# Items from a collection
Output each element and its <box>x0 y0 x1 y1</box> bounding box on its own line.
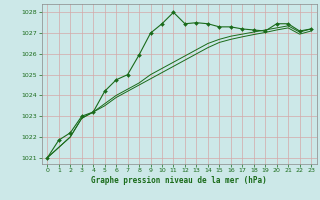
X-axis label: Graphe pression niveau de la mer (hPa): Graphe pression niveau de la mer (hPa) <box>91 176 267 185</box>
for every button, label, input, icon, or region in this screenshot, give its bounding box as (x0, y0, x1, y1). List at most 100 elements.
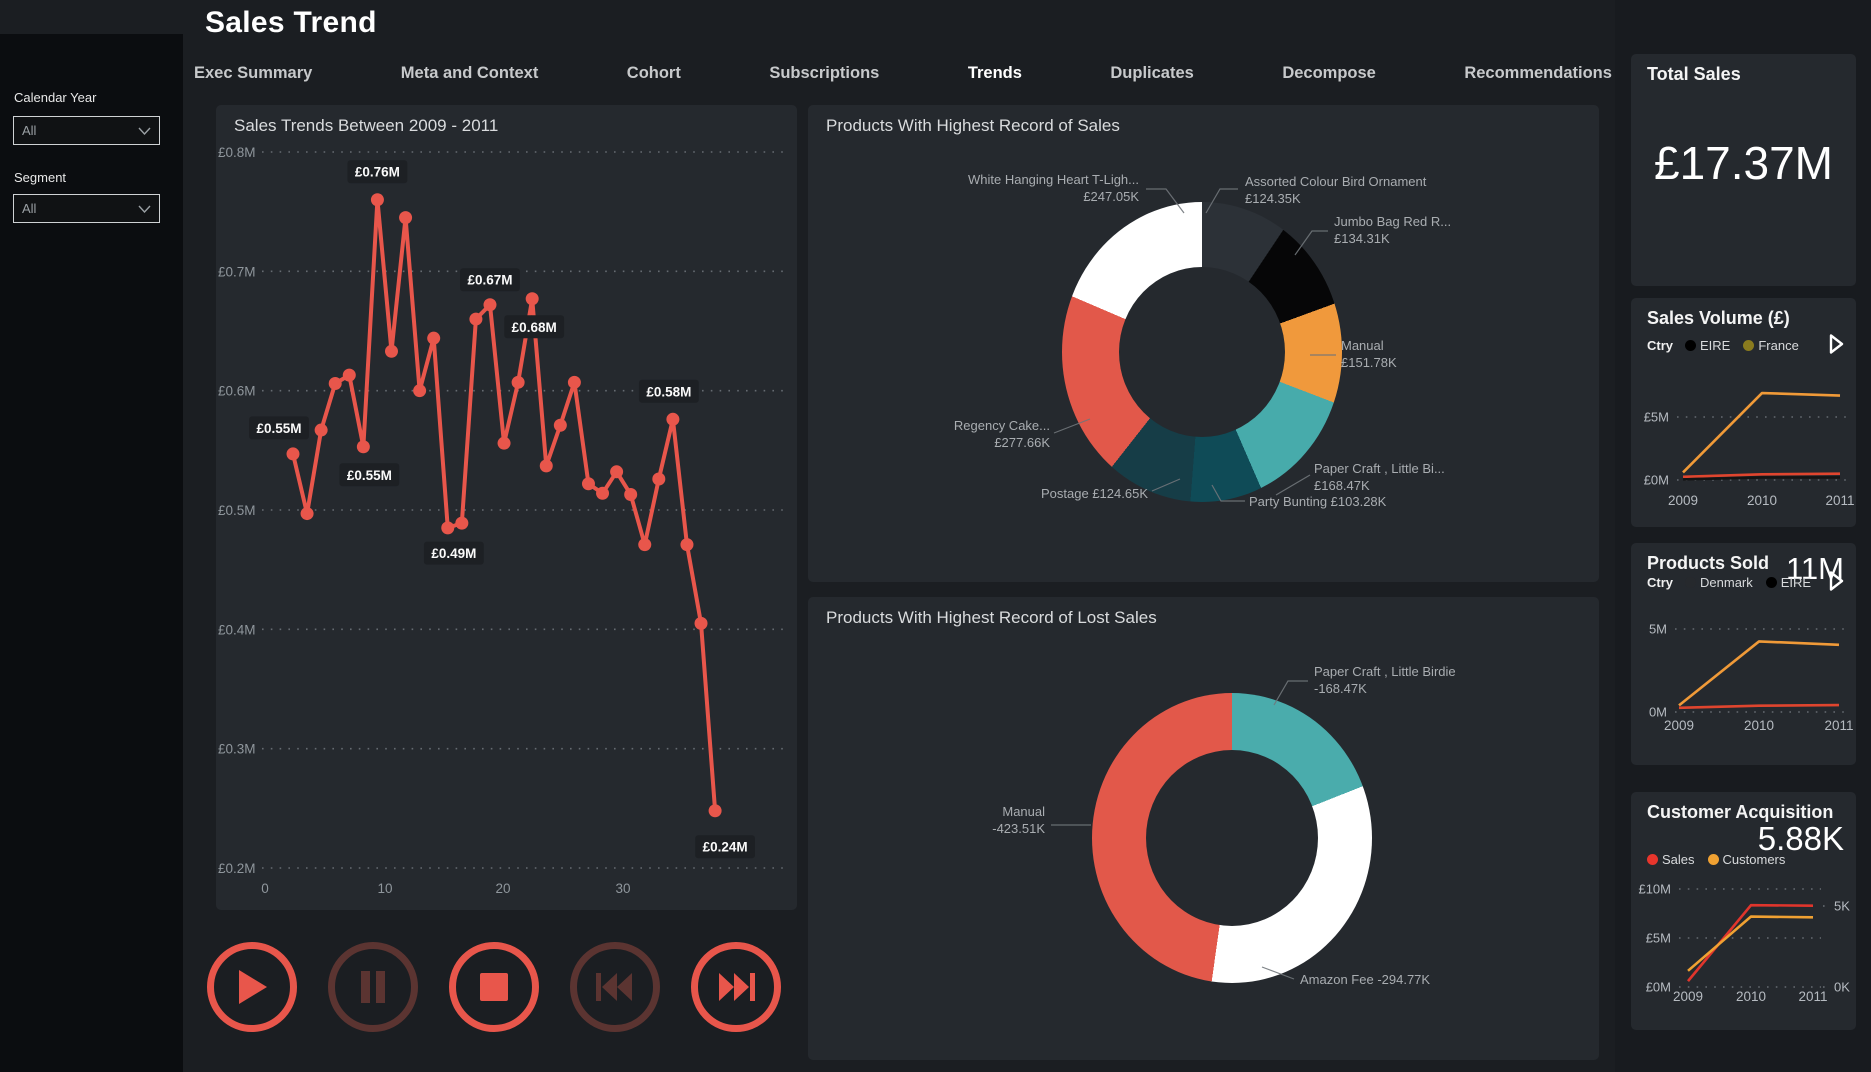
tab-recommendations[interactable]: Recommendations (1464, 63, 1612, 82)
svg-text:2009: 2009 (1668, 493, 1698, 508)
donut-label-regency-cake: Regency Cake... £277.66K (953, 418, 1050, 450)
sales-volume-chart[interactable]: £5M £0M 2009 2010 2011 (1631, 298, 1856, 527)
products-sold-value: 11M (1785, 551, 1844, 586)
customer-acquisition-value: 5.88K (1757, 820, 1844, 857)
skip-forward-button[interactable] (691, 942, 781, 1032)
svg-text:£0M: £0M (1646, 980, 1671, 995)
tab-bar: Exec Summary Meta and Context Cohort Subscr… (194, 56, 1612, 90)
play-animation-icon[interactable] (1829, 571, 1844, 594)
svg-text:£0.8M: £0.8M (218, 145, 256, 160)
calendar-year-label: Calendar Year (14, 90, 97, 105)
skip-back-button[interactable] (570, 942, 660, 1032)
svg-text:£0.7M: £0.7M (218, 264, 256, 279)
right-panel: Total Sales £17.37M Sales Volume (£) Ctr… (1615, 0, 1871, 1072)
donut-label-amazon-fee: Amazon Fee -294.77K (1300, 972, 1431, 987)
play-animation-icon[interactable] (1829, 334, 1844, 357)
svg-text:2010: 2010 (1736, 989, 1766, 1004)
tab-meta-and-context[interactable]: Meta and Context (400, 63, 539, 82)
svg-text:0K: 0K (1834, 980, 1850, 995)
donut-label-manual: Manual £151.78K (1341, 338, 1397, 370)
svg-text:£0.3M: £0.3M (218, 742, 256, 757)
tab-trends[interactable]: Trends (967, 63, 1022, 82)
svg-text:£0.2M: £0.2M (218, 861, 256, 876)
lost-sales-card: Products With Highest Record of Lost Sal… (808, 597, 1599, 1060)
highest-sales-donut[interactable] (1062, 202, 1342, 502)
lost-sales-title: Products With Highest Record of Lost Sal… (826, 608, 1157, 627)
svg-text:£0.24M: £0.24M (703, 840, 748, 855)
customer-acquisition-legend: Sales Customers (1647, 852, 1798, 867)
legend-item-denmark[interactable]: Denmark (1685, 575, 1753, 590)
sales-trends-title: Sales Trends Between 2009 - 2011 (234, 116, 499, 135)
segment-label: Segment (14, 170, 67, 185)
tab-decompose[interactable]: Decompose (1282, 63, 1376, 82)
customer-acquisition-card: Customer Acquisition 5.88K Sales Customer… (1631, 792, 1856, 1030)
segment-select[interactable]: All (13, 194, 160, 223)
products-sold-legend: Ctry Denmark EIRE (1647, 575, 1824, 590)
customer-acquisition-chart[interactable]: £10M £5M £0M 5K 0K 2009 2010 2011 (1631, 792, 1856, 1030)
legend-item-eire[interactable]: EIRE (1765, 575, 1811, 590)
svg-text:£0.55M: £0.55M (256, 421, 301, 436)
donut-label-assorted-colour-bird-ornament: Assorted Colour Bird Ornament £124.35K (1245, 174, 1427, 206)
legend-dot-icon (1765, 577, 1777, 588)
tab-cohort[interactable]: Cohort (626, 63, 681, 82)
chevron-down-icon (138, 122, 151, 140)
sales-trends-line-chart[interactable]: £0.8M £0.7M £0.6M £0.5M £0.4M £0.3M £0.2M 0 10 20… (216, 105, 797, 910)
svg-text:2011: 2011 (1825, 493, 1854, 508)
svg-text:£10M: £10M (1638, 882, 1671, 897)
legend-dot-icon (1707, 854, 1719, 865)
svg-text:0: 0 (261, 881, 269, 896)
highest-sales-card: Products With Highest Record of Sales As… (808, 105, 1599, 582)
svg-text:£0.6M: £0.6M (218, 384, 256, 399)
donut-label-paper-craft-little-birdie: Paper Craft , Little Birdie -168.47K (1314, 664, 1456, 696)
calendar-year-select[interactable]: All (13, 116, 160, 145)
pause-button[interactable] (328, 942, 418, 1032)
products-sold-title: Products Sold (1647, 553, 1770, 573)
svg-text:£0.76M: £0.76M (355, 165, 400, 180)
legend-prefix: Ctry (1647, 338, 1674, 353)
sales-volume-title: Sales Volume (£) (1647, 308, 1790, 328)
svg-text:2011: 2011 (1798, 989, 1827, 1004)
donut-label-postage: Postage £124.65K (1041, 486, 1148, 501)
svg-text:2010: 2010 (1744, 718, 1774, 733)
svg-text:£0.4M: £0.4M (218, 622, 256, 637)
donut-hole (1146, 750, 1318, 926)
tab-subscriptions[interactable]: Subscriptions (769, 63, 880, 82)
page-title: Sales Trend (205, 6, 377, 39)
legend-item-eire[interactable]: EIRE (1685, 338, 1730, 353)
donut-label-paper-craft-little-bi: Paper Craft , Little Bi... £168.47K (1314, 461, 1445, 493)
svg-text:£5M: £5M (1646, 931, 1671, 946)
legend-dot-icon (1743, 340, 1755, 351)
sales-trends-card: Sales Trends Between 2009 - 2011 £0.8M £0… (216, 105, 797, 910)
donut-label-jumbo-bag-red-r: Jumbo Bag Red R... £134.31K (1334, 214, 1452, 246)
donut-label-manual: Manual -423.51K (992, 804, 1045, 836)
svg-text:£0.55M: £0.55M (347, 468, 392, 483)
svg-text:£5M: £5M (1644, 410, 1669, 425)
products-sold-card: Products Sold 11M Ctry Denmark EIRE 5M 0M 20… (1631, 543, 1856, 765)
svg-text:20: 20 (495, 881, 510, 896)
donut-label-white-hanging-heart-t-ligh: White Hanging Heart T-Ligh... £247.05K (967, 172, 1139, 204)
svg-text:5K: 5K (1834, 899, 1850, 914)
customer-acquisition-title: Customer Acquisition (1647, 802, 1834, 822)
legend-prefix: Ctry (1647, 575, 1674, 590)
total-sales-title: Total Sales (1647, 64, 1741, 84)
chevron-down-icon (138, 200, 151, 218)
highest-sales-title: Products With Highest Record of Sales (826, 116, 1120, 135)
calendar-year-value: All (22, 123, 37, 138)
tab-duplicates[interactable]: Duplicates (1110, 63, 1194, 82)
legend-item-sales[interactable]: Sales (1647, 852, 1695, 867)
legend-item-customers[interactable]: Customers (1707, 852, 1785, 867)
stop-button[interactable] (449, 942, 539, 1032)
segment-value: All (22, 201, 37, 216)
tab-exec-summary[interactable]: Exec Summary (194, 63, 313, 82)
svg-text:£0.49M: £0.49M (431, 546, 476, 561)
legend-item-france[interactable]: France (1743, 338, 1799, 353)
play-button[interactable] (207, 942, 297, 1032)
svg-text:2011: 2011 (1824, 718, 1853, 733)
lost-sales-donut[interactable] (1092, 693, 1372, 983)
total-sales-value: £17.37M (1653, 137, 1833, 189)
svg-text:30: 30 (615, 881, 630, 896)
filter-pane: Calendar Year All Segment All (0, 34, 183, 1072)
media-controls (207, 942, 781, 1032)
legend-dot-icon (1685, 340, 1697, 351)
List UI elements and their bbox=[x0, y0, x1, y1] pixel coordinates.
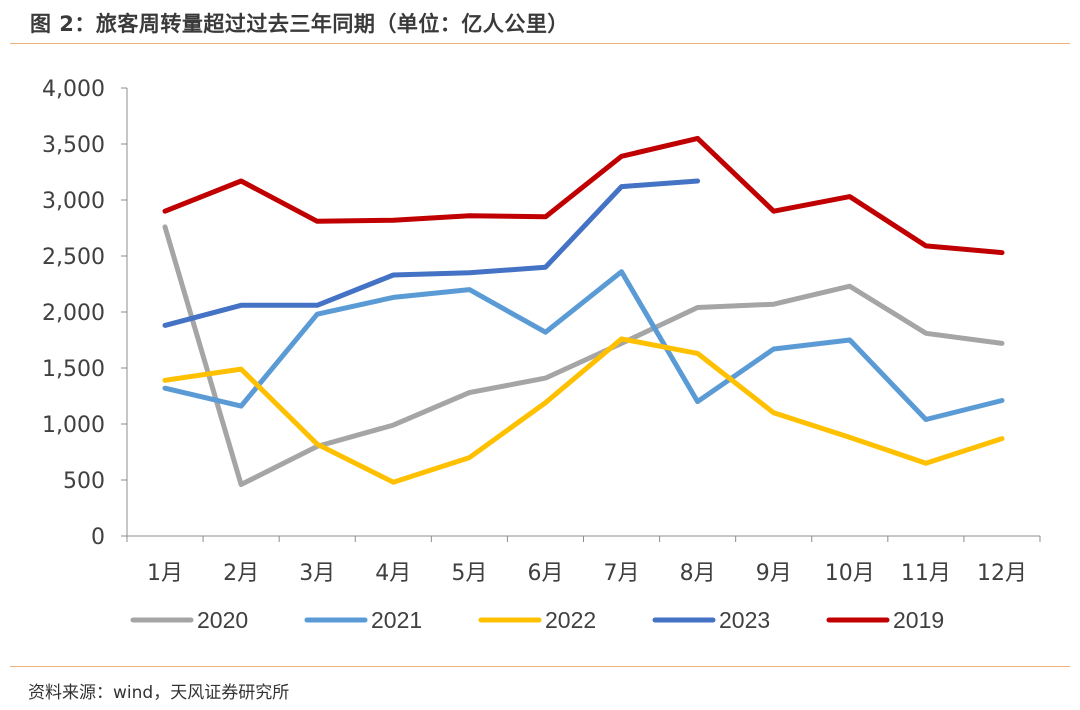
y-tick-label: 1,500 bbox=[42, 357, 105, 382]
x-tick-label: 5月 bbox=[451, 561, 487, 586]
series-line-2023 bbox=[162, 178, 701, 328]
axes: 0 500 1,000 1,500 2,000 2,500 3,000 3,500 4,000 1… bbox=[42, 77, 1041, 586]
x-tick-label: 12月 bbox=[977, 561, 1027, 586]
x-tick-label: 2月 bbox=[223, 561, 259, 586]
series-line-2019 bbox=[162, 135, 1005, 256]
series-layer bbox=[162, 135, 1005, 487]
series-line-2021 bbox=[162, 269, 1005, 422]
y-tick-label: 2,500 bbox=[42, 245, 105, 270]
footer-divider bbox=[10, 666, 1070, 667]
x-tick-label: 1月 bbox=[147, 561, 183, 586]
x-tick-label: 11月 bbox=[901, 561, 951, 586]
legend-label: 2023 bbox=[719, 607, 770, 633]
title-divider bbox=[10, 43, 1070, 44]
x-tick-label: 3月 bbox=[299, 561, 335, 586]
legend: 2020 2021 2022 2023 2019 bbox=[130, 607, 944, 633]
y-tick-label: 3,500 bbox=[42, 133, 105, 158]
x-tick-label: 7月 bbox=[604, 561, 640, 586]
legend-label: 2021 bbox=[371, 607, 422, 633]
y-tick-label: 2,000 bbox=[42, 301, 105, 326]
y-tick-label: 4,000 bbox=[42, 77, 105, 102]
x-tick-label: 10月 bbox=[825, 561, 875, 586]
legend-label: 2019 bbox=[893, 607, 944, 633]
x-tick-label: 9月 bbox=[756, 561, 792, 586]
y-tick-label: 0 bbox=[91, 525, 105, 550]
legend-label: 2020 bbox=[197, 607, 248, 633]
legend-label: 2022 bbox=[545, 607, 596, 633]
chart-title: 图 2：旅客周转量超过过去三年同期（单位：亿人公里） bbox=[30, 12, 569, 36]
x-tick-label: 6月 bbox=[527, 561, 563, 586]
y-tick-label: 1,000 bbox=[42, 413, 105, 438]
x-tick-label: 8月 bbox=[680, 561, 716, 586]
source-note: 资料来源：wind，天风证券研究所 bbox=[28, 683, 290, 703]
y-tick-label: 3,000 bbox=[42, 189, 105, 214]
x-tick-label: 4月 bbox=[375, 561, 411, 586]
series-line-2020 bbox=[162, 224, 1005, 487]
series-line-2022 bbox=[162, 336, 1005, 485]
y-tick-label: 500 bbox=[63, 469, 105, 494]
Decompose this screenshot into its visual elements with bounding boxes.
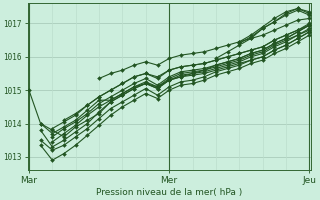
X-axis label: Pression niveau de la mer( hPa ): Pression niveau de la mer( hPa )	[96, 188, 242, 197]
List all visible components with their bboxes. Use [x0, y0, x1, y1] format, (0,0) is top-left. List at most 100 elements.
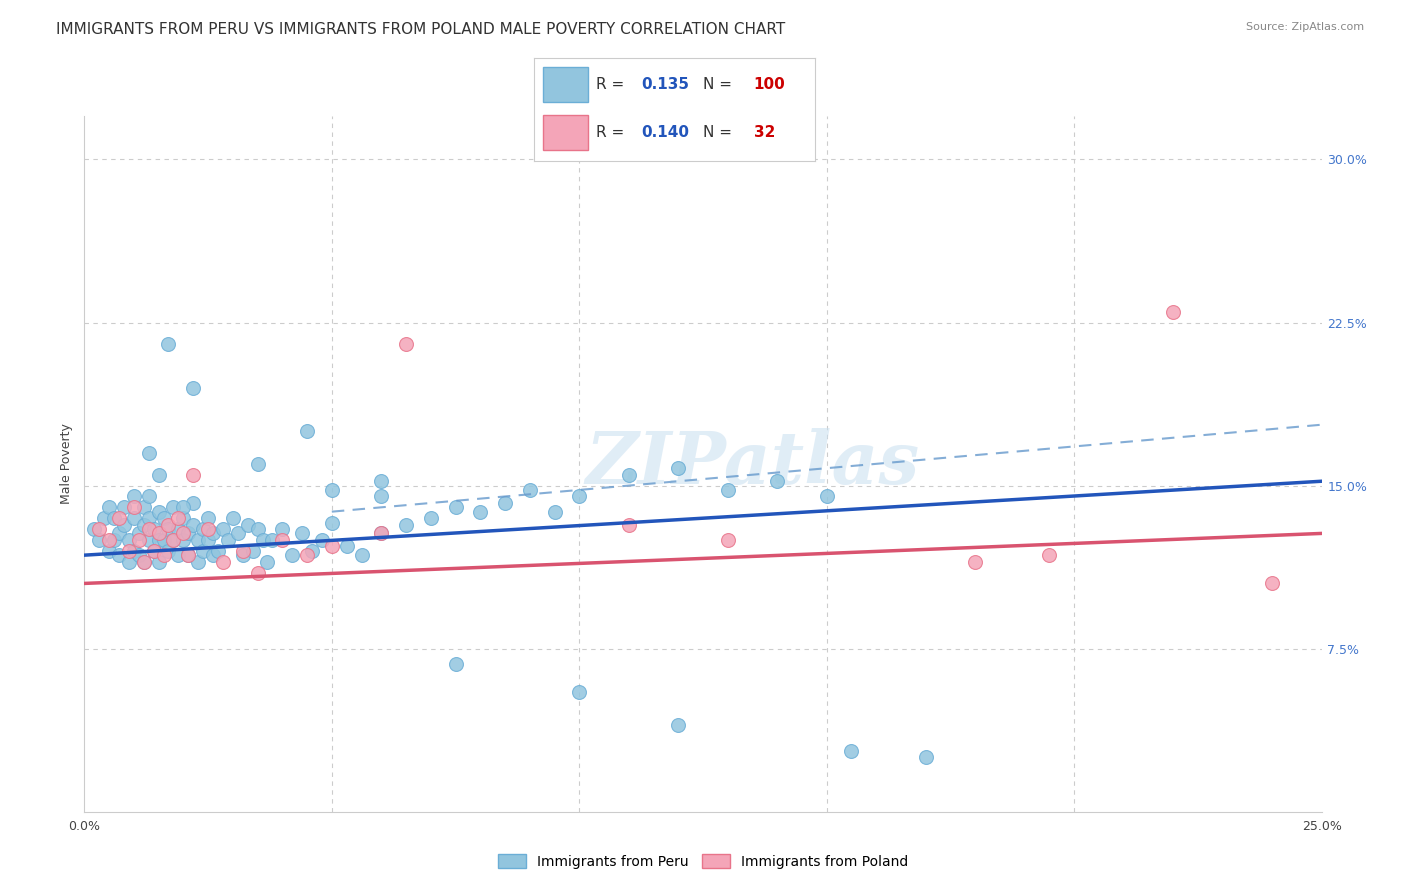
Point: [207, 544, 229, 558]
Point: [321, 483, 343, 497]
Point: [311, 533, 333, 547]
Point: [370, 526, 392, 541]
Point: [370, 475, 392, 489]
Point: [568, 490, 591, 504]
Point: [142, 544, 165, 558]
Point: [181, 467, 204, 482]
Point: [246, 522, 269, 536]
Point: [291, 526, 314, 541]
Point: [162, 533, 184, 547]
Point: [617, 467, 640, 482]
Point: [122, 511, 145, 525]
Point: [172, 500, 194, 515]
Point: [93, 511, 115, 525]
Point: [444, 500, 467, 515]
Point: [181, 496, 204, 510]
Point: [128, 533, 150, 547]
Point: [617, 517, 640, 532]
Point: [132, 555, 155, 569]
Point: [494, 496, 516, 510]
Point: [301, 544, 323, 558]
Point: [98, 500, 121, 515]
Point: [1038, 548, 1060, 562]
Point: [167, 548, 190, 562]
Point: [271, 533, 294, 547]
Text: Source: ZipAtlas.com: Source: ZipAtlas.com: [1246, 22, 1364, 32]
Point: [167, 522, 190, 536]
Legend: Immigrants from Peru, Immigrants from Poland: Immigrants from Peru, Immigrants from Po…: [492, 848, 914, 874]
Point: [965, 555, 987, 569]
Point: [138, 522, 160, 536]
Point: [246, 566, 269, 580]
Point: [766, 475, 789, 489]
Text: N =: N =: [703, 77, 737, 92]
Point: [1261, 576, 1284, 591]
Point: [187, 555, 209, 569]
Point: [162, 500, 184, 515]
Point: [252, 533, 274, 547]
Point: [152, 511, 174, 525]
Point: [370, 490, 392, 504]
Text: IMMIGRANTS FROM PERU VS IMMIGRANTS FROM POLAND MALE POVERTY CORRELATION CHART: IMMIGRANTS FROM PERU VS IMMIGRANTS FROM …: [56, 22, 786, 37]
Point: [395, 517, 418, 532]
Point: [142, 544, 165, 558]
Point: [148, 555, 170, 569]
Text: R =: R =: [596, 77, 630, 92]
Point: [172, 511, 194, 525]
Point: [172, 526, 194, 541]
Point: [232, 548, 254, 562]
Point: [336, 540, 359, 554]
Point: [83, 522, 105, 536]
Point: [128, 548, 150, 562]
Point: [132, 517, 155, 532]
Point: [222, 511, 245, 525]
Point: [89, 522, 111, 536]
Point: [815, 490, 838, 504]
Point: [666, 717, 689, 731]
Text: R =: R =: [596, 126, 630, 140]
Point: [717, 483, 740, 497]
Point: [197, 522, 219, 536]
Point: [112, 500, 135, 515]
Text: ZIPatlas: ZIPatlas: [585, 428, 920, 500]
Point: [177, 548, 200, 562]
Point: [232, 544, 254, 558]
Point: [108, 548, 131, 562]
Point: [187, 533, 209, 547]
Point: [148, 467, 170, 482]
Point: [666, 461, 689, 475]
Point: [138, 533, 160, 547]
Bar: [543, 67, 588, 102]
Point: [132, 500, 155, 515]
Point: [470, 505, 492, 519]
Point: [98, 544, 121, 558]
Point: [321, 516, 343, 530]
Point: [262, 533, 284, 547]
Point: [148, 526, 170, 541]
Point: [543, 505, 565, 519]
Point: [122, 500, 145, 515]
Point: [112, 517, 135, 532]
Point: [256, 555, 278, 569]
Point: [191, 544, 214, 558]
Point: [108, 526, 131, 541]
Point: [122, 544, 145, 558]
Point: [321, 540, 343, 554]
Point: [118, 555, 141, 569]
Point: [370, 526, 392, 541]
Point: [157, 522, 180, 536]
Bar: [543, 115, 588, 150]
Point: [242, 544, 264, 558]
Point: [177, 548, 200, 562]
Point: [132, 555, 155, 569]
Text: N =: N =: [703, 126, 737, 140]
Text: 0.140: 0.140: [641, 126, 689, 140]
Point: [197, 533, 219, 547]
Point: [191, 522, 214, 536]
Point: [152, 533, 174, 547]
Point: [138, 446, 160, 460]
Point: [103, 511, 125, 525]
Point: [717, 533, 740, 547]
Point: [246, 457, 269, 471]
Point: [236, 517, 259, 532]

# WHAT TO DO
Could you render the items starting at the line containing "X-axis label: Pression" and ending at the line containing "List all visible" as a JSON list of strings, one string per line?

# RESPONSE TO THIS TASK
[
  "X-axis label: Pression niveau de la mer( hPa ): Pression niveau de la mer( hPa )\t[96, 188, 242, 197]",
  "List all visible components with their bboxes. Use [x0, y0, x1, y1] format, (0,0) is top-left. List at most 100 elements."
]